• [EXERCISE DIRECTIONS]
Search the records for "JSON". Copy every line where it appears.

• [RECORDS FOR PROCESSING]
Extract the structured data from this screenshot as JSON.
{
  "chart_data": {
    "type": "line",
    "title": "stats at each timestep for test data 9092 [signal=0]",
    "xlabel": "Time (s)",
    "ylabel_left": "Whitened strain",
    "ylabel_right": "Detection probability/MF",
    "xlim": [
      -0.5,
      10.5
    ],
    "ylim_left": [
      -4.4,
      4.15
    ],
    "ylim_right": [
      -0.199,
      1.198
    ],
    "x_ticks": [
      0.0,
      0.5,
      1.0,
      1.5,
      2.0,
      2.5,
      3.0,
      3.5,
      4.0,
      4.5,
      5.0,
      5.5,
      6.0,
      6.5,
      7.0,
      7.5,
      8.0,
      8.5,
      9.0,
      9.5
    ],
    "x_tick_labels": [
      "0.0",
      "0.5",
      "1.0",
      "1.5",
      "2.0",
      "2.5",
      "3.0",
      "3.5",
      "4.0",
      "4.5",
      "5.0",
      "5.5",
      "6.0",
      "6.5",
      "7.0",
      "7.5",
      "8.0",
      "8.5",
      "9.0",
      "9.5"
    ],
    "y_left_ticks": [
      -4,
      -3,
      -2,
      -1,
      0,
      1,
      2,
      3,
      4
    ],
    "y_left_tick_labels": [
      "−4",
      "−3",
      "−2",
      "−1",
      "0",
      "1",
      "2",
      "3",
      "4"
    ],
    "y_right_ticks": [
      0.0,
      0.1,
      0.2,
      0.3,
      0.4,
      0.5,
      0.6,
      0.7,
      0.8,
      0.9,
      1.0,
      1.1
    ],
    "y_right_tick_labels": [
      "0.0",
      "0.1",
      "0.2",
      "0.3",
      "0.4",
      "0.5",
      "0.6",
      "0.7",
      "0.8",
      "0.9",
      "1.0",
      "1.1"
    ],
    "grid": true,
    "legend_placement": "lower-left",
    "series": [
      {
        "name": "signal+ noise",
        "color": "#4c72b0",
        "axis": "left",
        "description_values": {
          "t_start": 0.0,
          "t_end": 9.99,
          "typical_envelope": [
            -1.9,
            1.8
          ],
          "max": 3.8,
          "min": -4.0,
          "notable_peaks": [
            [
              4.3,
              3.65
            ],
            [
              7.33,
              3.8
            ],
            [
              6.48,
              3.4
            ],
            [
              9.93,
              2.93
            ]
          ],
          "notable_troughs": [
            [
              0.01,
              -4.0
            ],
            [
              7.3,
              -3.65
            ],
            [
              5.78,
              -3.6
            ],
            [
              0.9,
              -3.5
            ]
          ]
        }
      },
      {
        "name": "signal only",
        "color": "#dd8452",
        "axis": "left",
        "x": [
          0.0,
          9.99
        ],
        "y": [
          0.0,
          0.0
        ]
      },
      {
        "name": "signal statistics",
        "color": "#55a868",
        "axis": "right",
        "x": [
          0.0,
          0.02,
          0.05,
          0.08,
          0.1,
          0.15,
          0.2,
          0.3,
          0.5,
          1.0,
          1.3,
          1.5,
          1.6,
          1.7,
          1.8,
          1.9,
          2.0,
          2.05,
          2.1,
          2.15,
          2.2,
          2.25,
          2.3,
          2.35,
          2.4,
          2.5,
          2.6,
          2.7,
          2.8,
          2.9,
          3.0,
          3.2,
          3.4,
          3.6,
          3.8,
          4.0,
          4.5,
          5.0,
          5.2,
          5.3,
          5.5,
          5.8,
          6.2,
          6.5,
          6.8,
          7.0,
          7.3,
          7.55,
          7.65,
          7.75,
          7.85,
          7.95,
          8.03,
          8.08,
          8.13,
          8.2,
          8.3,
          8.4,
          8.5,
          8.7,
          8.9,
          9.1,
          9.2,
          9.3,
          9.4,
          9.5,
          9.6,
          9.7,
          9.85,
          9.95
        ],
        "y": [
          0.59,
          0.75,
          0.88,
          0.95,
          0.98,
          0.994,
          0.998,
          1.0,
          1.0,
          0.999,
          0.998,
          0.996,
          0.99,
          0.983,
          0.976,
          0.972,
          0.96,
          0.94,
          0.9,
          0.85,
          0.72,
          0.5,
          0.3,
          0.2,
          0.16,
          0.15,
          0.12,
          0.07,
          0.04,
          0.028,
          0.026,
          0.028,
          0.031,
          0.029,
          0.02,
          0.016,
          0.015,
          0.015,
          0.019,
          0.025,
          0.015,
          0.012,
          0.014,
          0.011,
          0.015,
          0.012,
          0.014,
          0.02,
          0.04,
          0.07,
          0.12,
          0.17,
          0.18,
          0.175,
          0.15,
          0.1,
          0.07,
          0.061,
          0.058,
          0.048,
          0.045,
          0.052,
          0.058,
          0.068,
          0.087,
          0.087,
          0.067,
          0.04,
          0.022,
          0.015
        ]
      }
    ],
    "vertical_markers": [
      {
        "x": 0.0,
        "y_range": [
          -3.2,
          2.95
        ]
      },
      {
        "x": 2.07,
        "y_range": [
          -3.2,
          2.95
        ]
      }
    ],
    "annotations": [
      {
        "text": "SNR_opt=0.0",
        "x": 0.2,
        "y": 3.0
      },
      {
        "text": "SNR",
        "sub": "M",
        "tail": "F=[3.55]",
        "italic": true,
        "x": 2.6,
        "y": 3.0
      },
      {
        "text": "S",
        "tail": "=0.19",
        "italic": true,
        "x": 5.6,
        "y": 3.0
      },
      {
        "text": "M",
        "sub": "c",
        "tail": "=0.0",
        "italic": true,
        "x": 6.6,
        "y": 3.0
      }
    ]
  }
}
* * *
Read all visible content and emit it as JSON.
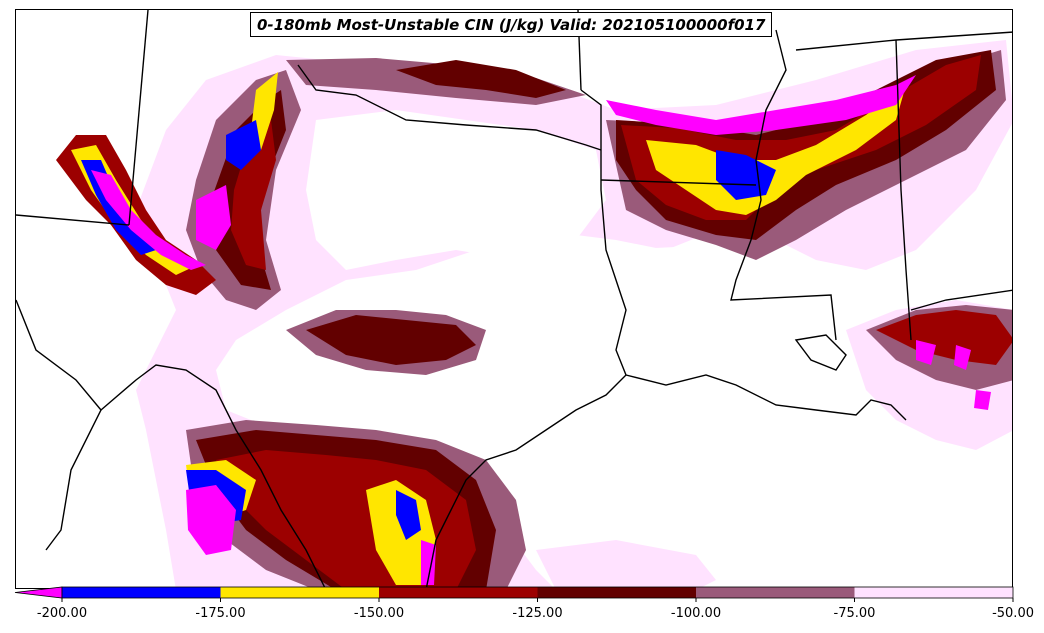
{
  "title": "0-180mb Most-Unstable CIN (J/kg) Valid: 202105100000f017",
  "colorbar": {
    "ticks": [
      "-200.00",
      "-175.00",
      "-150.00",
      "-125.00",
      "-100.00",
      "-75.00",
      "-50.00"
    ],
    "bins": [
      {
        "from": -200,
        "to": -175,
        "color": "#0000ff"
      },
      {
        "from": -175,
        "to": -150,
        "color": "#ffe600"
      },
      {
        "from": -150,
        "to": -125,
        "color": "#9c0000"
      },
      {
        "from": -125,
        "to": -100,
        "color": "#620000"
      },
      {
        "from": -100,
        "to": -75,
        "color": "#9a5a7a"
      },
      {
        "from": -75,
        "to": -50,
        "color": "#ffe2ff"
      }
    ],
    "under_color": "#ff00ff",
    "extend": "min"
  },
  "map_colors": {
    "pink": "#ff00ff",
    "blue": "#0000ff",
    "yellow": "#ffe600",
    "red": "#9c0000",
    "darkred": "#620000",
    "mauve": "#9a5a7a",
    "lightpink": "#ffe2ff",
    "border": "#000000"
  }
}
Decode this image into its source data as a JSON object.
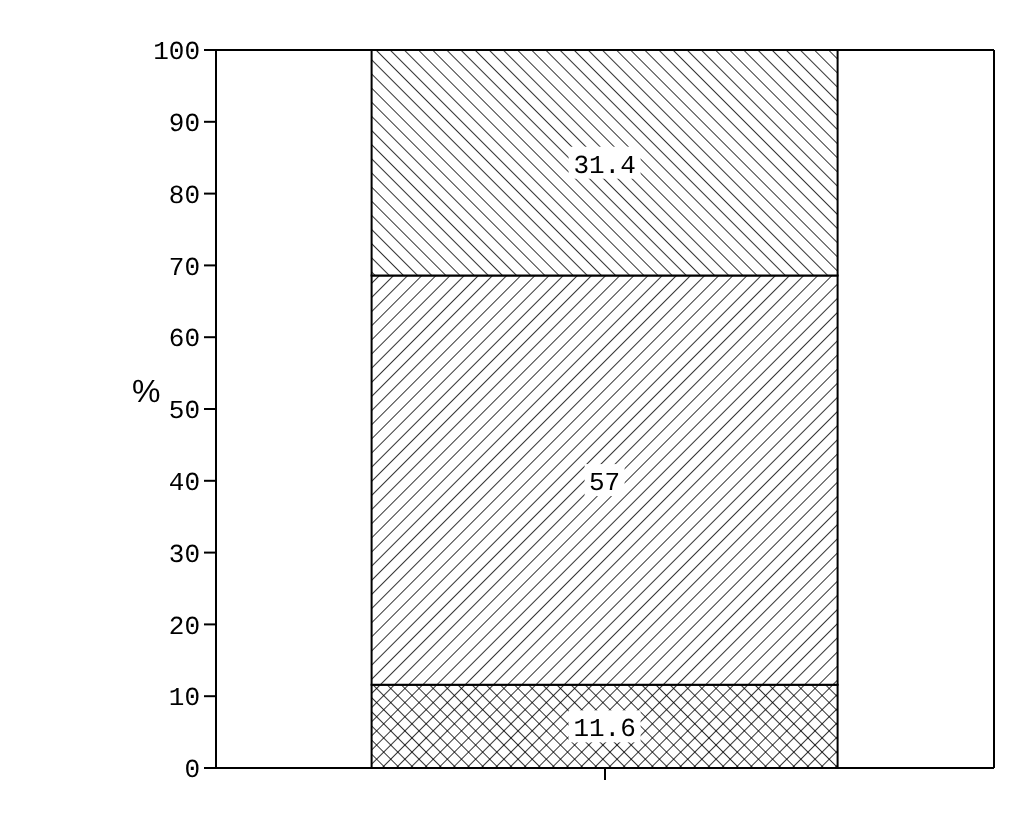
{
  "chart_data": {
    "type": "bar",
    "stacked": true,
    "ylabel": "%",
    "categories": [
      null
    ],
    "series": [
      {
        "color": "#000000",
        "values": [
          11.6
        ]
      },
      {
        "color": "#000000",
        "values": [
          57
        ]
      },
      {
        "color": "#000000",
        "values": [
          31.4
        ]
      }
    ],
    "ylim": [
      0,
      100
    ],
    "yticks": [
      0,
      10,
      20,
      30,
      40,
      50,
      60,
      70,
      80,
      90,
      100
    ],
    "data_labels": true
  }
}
==
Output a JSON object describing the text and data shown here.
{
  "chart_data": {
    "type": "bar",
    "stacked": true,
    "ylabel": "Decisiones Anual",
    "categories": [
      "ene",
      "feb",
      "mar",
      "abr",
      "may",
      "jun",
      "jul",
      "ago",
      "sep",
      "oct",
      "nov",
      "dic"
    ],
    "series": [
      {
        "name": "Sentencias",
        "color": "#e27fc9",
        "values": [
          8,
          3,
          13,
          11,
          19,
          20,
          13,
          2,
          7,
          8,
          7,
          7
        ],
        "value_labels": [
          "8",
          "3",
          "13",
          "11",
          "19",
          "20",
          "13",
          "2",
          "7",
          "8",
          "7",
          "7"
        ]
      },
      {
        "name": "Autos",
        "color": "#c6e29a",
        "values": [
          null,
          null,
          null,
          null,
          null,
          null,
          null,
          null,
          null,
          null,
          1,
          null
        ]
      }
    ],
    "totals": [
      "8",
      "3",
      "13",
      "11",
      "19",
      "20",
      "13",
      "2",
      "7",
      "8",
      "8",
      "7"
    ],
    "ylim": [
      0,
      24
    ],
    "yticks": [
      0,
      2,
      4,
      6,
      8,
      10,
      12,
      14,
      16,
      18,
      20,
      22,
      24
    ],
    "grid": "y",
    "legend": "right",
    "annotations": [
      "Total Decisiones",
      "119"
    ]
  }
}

• [EXPECTED ANSWER]
Extract the structured data from this screenshot as JSON.
Read all visible content and emit it as JSON.
Decode this image into its source data as a JSON object.
Output a JSON object describing the text and data shown here.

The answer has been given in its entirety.